### [What the task asks]
Repeat the lines that follow, leaving nothing out.
# start of Provided data
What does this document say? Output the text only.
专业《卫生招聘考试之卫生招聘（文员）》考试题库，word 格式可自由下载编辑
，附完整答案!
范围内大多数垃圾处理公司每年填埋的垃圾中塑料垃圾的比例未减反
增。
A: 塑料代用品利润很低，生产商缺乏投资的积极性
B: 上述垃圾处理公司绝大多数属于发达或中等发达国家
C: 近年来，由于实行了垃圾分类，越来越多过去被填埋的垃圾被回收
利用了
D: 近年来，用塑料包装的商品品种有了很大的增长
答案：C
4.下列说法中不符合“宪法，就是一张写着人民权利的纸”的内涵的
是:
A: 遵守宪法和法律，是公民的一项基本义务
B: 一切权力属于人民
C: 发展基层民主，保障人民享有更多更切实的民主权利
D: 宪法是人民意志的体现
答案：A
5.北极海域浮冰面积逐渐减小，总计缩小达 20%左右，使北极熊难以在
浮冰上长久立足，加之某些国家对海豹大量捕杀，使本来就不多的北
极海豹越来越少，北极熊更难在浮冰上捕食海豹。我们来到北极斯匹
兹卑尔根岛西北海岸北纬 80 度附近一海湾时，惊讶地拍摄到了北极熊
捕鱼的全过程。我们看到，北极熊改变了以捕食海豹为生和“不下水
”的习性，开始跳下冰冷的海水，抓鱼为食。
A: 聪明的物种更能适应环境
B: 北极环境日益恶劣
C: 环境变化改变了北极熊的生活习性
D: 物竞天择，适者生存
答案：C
# end of Provided data
### [Answer in full]
What does this document say? Output the text only.
专业《卫生招聘考试之卫生招聘（文员）》考试题库，word 格式可自由下载编辑
，附完整答案!
范围内大多数垃圾处理公司每年填埋的垃圾中塑料垃圾的比例未减反
增。
A: 塑料代用品利润很低，生产商缺乏投资的积极性
B: 上述垃圾处理公司绝大多数属于发达或中等发达国家
C: 近年来，由于实行了垃圾分类，越来越多过去被填埋的垃圾被回收
利用了
D: 近年来，用塑料包装的商品品种有了很大的增长
答案：C
4.下列说法中不符合“宪法，就是一张写着人民权利的纸”的内涵的
是:
A: 遵守宪法和法律，是公民的一项基本义务
B: 一切权力属于人民
C: 发展基层民主，保障人民享有更多更切实的民主权利
D: 宪法是人民意志的体现
答案：A
5.北极海域浮冰面积逐渐减小，总计缩小达 20%左右，使北极熊难以在
浮冰上长久立足，加之某些国家对海豹大量捕杀，使本来就不多的北
极海豹越来越少，北极熊更难在浮冰上捕食海豹。我们来到北极斯匹
兹卑尔根岛西北海岸北纬 80 度附近一海湾时，惊讶地拍摄到了北极熊
捕鱼的全过程。我们看到，北极熊改变了以捕食海豹为生和“不下水
”的习性，开始跳下冰冷的海水，抓鱼为食。
A: 聪明的物种更能适应环境
B: 北极环境日益恶劣
C: 环境变化改变了北极熊的生活习性
D: 物竞天择，适者生存
答案：C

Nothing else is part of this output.